Give the listing below again in full, exactly as written.

*** Input records ***

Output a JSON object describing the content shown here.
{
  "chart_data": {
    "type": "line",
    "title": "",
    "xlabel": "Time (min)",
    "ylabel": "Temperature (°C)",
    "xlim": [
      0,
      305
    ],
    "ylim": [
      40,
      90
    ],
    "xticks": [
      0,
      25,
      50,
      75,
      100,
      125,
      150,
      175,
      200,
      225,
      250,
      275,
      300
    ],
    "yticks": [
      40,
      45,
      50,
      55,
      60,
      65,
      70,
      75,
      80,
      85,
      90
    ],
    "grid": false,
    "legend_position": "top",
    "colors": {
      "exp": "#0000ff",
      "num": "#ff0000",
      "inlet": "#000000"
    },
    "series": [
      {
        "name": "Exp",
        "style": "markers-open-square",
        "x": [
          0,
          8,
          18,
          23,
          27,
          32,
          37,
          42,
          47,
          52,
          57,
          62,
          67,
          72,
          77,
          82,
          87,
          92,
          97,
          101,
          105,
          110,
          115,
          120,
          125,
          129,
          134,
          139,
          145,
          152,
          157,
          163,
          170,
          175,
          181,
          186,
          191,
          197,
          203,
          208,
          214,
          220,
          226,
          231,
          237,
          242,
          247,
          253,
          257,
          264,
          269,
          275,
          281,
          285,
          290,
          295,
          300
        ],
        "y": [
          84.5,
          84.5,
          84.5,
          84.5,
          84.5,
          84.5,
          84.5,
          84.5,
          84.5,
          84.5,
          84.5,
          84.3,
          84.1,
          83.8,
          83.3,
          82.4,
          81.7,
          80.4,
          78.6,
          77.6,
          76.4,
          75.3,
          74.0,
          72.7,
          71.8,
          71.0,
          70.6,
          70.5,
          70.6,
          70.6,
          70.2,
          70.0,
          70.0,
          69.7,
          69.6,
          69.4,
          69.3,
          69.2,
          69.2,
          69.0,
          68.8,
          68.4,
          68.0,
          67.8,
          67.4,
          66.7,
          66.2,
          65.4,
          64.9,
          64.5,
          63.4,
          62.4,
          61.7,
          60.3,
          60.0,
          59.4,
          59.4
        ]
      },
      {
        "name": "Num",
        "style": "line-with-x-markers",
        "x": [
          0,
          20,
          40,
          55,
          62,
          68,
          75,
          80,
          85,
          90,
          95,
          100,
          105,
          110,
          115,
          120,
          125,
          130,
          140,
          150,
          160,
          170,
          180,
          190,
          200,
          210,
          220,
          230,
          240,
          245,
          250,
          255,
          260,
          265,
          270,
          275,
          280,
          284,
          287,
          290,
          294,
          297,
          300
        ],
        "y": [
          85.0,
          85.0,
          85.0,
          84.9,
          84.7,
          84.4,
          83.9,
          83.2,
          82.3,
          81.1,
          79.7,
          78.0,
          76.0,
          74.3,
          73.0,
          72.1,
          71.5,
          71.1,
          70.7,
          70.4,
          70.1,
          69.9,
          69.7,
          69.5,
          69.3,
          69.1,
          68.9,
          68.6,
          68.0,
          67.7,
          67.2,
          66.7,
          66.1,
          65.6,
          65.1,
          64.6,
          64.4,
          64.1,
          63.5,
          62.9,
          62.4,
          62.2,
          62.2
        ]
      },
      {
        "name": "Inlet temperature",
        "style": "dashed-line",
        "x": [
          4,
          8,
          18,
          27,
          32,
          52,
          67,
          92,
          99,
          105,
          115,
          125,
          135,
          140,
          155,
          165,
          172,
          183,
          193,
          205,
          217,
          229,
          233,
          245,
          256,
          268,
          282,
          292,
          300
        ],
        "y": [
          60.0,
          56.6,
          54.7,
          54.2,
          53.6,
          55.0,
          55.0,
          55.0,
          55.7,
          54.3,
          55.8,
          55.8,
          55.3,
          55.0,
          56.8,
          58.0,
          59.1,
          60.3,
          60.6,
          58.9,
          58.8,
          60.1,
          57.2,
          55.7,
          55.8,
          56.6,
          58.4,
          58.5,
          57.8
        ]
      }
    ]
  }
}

***

§ **Final result**:
Output a JSON object describing the content shown here.
{
  "chart_data": {
    "type": "line",
    "title": "",
    "xlabel": "Time (min)",
    "ylabel": "Temperature (°C)",
    "xlim": [
      0,
      305
    ],
    "ylim": [
      40,
      90
    ],
    "xticks": [
      0,
      25,
      50,
      75,
      100,
      125,
      150,
      175,
      200,
      225,
      250,
      275,
      300
    ],
    "yticks": [
      40,
      45,
      50,
      55,
      60,
      65,
      70,
      75,
      80,
      85,
      90
    ],
    "grid": false,
    "legend_position": "top",
    "colors": {
      "exp": "#0000ff",
      "num": "#ff0000",
      "inlet": "#000000"
    },
    "series": [
      {
        "name": "Exp",
        "style": "markers-open-square",
        "x": [
          0,
          8,
          18,
          23,
          27,
          32,
          37,
          42,
          47,
          52,
          57,
          62,
          67,
          72,
          77,
          82,
          87,
          92,
          97,
          101,
          105,
          110,
          115,
          120,
          125,
          129,
          134,
          139,
          145,
          152,
          157,
          163,
          170,
          175,
          181,
          186,
          191,
          197,
          203,
          208,
          214,
          220,
          226,
          231,
          237,
          242,
          247,
          253,
          257,
          264,
          269,
          275,
          281,
          285,
          290,
          295,
          300
        ],
        "y": [
          84.5,
          84.5,
          84.5,
          84.5,
          84.5,
          84.5,
          84.5,
          84.5,
          84.5,
          84.5,
          84.5,
          84.3,
          84.1,
          83.8,
          83.3,
          82.4,
          81.7,
          80.4,
          78.6,
          77.6,
          76.4,
          75.3,
          74.0,
          72.7,
          71.8,
          71.0,
          70.6,
          70.5,
          70.6,
          70.6,
          70.2,
          70.0,
          70.0,
          69.7,
          69.6,
          69.4,
          69.3,
          69.2,
          69.2,
          69.0,
          68.8,
          68.4,
          68.0,
          67.8,
          67.4,
          66.7,
          66.2,
          65.4,
          64.9,
          64.5,
          63.4,
          62.4,
          61.7,
          60.3,
          60.0,
          59.4,
          59.4
        ]
      },
      {
        "name": "Num",
        "style": "line-with-x-markers",
        "x": [
          0,
          20,
          40,
          55,
          62,
          68,
          75,
          80,
          85,
          90,
          95,
          100,
          105,
          110,
          115,
          120,
          125,
          130,
          140,
          150,
          160,
          170,
          180,
          190,
          200,
          210,
          220,
          230,
          240,
          245,
          250,
          255,
          260,
          265,
          270,
          275,
          280,
          284,
          287,
          290,
          294,
          297,
          300
        ],
        "y": [
          85.0,
          85.0,
          85.0,
          84.9,
          84.7,
          84.4,
          83.9,
          83.2,
          82.3,
          81.1,
          79.7,
          78.0,
          76.0,
          74.3,
          73.0,
          72.1,
          71.5,
          71.1,
          70.7,
          70.4,
          70.1,
          69.9,
          69.7,
          69.5,
          69.3,
          69.1,
          68.9,
          68.6,
          68.0,
          67.7,
          67.2,
          66.7,
          66.1,
          65.6,
          65.1,
          64.6,
          64.4,
          64.1,
          63.5,
          62.9,
          62.4,
          62.2,
          62.2
        ]
      },
      {
        "name": "Inlet temperature",
        "style": "dashed-line",
        "x": [
          4,
          8,
          18,
          27,
          32,
          52,
          67,
          92,
          99,
          105,
          115,
          125,
          135,
          140,
          155,
          165,
          172,
          183,
          193,
          205,
          217,
          229,
          233,
          245,
          256,
          268,
          282,
          292,
          300
        ],
        "y": [
          60.0,
          56.6,
          54.7,
          54.2,
          53.6,
          55.0,
          55.0,
          55.0,
          55.7,
          54.3,
          55.8,
          55.8,
          55.3,
          55.0,
          56.8,
          58.0,
          59.1,
          60.3,
          60.6,
          58.9,
          58.8,
          60.1,
          57.2,
          55.7,
          55.8,
          56.6,
          58.4,
          58.5,
          57.8
        ]
      }
    ]
  }
}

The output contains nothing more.